◆ Textauszug

Freitag, 17. August 2012

Nenis Melanzani-Dip

Wie schon gesagt: ein Kochbuch kann man am besten durch Nachkochen der Rezepte und Verkosten der Gerichte rezensieren. Hier wird daher der zweite Kochversuch beschrieben. Ich bitte um Nachsicht, dass ich mit den einfachen und schnellen Sachen beginne, aber mehr Zeit war im Moment nicht.
Lecker - der Melanzani Dip


Melanzani oder Auberginen sind ein weitverbreitetes Gemüse. Lange Zeit nicht gerade heimisch in unseren Kochtöpfen, haben sie sich durch den Einfluss der griechischen und italienischen Küche auch mehr und mehr in das Angebot der Supermärkte gekämpft. Die erste Bekanntschaft mit Ihnen erfolgte während eines Griechenlandurlaubs in einer Moussaka, später wurden Sie dann auch – schließlich bin ich Wienerin und bei uns wird alles gebacken – als gebackene Auberginen mit Sauce Tartar in die Familie aufgenommen.
Hier gleich der erste Tipp von „Neni“, der unbedingt einzuhalten ist, so Sie nicht mehr Olivenöl als Gemüse zu sich nehmen möchten: werden die Melanzani nicht als Ganzes verarbeitet, sondern sollen sie gebraten oder gebacken werden unbedingt fest einsalzen. Diese Vorgehensweise hat mehrere Vorteile:
  • die Auberginen verlieren ihren etwas bitteren Geschmack
  • sie werden beim ausbacken knuspriger
  • und sie nehmen nicht mehr so viel Öl auf.

(Datensätze aus einer Datensammlung)
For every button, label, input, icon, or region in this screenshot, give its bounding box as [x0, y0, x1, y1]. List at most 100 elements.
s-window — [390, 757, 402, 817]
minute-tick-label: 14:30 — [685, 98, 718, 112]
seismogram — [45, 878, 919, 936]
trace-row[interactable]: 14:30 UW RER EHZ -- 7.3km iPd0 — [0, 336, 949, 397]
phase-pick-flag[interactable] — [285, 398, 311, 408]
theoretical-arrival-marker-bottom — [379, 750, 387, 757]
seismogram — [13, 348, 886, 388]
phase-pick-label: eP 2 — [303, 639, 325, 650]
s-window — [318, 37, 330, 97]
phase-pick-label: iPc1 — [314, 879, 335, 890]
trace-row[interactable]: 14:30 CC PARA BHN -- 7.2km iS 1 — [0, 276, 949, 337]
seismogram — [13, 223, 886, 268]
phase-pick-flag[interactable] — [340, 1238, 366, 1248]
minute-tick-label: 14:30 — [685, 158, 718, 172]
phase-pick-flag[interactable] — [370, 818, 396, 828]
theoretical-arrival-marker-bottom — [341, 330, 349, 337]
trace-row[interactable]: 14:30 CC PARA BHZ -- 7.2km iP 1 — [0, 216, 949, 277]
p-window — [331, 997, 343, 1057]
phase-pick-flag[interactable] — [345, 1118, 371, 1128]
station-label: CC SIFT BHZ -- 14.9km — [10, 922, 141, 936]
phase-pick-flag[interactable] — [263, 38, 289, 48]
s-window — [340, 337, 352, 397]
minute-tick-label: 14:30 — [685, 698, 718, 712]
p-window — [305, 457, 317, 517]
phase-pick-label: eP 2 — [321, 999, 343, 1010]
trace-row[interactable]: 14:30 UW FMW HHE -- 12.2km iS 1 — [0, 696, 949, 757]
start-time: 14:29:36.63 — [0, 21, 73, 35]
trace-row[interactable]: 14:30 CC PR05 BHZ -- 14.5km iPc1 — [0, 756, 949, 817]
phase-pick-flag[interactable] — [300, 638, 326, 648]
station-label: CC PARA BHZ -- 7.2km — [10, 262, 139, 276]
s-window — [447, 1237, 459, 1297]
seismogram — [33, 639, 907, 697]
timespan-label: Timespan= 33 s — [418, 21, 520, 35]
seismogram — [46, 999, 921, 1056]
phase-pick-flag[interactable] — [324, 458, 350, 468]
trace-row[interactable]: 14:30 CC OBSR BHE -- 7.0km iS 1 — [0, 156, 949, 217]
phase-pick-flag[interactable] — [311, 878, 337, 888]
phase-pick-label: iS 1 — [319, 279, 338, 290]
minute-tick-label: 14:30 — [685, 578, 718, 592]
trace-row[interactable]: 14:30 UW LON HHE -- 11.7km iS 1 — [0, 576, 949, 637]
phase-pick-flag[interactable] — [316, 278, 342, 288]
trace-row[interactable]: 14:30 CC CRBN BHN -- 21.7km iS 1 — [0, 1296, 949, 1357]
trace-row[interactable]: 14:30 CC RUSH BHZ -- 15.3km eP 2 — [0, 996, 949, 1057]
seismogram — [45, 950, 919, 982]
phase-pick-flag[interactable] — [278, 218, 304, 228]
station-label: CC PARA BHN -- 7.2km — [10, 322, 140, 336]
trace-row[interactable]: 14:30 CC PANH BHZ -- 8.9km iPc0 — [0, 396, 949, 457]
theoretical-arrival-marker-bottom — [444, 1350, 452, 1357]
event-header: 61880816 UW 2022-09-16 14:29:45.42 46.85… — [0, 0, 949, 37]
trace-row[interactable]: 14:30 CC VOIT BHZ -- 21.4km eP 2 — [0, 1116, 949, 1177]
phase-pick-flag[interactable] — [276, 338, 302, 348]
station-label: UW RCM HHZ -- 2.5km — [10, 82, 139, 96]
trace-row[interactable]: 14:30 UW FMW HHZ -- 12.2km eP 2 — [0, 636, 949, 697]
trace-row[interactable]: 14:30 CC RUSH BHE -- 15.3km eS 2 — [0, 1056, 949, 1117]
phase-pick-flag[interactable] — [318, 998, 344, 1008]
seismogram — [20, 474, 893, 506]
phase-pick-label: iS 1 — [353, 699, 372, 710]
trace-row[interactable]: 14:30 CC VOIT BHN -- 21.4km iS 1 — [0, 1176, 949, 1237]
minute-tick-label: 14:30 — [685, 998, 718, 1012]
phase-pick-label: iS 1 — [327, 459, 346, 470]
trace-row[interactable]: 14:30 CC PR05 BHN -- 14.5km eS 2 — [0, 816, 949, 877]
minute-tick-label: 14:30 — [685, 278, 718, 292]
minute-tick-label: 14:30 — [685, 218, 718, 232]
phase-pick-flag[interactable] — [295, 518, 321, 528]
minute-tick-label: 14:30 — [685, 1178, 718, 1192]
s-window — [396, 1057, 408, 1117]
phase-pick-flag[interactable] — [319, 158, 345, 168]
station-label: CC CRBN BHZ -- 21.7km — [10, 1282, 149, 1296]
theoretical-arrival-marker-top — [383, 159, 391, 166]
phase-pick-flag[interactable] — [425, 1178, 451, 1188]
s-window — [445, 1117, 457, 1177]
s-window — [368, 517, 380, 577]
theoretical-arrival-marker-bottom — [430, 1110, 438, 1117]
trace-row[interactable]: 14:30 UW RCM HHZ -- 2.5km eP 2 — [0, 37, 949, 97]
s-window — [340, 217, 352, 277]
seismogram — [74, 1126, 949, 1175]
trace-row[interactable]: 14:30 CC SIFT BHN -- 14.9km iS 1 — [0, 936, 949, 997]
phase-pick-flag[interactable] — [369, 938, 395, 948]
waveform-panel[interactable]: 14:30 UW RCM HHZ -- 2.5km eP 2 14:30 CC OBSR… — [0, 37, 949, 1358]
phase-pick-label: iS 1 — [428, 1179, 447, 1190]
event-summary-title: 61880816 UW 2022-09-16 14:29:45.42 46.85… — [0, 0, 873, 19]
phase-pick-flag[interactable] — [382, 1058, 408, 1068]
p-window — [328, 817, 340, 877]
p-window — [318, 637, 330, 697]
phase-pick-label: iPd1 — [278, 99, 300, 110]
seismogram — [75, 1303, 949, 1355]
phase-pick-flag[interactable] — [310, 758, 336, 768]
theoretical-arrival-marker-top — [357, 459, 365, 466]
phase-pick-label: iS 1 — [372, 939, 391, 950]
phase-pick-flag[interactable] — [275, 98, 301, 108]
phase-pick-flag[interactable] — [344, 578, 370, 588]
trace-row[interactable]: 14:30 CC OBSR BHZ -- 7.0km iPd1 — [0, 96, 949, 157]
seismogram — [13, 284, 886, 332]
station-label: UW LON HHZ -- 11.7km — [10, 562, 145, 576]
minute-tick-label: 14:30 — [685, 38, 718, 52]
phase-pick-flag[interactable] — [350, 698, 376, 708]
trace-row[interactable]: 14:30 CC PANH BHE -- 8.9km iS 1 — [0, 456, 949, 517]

◆ Aufgaben
a - Beantworten Sie anhand des Textes über den Melanzani-Dip die folgenden Fragen:
(i) Bei welcher Gelegenheit und in welchem Gericht erfolgte die erste Bekanntschaft mit Melanzani?
(ii) Durch den Einfluss welcher Küchen haben sich Auberginen mehr und mehr in das Angebot der Supermärkte gekämpft?
(iii) Welche Vorteile hat es laut dem Tipp von „Neni“, die Melanzani fest einzusalzen?
b - Greifen Sie den Text über den Melanzani-Dip auf und führen Sie ihn im Anschluss an seinen letzten Satz weiter.

◆ Lösungen
a -
(i) Während eines Griechenlandurlaubs, in einer Moussaka.
(ii) Durch den Einfluss der griechischen und der italienischen Küche.
(iii) Die Auberginen verlieren ihren etwas bitteren Geschmack, sie werden beim Ausbacken knuspriger und sie nehmen nicht mehr so viel Öl auf.

b -
Also lauter Vorteile.

Doch nun zum Dip – hier werden die Melanzani über der Gasflamme „angebrannt“ (funktioniert im Backofen auch) sodass man die schwarze Haut leicht abziehen kann. Das Fleisch wird dann – wenn noch nicht weich genug (bei der Backrohr-Methode, die ich gemacht habe, da kein Gasherd vorhanden) noch weich gedünstet und mit einem klein zerdrückten Ei und verschiedenen Gewürzen, natürlich Salz und Pfeffer zu einem Dip verarbeitet. Passt hervorragend zu gegrilltem Fleisch, aber auch zu einem frischen Ciabatta oder einem einfachen Weißbrot. Schnell und köstlich.